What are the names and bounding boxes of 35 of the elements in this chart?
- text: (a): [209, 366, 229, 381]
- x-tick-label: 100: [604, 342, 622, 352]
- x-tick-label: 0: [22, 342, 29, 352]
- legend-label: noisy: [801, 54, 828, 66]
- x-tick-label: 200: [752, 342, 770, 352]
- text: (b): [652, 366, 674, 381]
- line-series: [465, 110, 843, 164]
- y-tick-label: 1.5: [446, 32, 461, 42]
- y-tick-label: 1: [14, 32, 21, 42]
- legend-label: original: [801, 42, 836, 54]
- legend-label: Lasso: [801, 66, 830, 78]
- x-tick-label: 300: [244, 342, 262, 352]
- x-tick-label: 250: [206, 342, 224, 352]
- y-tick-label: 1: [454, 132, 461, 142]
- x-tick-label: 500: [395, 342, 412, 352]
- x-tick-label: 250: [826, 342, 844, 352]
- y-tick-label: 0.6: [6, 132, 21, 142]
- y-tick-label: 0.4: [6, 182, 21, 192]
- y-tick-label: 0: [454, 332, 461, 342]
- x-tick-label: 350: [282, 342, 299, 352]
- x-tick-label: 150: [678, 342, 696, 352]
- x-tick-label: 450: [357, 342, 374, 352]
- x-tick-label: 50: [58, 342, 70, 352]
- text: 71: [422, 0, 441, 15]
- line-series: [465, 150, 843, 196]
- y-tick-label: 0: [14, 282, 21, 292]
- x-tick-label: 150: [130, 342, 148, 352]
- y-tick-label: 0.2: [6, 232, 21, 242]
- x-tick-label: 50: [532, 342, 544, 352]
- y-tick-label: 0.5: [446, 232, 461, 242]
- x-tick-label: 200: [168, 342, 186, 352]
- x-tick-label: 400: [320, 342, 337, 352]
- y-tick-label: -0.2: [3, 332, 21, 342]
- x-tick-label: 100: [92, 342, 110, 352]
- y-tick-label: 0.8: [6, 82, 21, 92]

*SET EXERCISE*.
Copy the entries word for word from the first line through the line with "- y-tick-label: 0.6: [6, 132, 21, 142]", including both of those lines.

*ANSWER FOR THE TASK*.
What are the names and bounding boxes of 35 of the elements in this chart?
- text: (a): [209, 366, 229, 381]
- x-tick-label: 100: [604, 342, 622, 352]
- x-tick-label: 0: [22, 342, 29, 352]
- legend-label: noisy: [801, 54, 828, 66]
- x-tick-label: 200: [752, 342, 770, 352]
- text: (b): [652, 366, 674, 381]
- line-series: [465, 110, 843, 164]
- y-tick-label: 1.5: [446, 32, 461, 42]
- y-tick-label: 1: [14, 32, 21, 42]
- legend-label: original: [801, 42, 836, 54]
- legend-label: Lasso: [801, 66, 830, 78]
- x-tick-label: 300: [244, 342, 262, 352]
- x-tick-label: 250: [206, 342, 224, 352]
- y-tick-label: 1: [454, 132, 461, 142]
- x-tick-label: 500: [395, 342, 412, 352]
- x-tick-label: 250: [826, 342, 844, 352]
- y-tick-label: 0.6: [6, 132, 21, 142]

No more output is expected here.